#### INSTRUCTIONS TO FOLLOW:
Repeat the entire listing exactly.

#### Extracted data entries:
________
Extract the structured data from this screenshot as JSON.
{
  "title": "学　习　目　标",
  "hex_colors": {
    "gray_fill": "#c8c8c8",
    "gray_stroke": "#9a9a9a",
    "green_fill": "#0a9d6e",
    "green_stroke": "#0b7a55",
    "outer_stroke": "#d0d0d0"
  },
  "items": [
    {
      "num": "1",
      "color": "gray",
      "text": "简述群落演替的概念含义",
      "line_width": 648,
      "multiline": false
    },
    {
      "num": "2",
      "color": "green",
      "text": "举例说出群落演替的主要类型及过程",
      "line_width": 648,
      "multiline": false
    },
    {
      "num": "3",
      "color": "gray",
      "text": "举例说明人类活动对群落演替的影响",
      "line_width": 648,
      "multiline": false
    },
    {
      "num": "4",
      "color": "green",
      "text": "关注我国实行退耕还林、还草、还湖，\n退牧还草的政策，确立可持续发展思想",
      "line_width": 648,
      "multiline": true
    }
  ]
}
________
#### REPLY TO THE EXERCISE:
Extract the structured data from this screenshot as JSON.
{
  "title": "学　习　目　标",
  "hex_colors": {
    "gray_fill": "#c8c8c8",
    "gray_stroke": "#9a9a9a",
    "green_fill": "#0a9d6e",
    "green_stroke": "#0b7a55",
    "outer_stroke": "#d0d0d0"
  },
  "items": [
    {
      "num": "1",
      "color": "gray",
      "text": "简述群落演替的概念含义",
      "line_width": 648,
      "multiline": false
    },
    {
      "num": "2",
      "color": "green",
      "text": "举例说出群落演替的主要类型及过程",
      "line_width": 648,
      "multiline": false
    },
    {
      "num": "3",
      "color": "gray",
      "text": "举例说明人类活动对群落演替的影响",
      "line_width": 648,
      "multiline": false
    },
    {
      "num": "4",
      "color": "green",
      "text": "关注我国实行退耕还林、还草、还湖，\n退牧还草的政策，确立可持续发展思想",
      "line_width": 648,
      "multiline": true
    }
  ]
}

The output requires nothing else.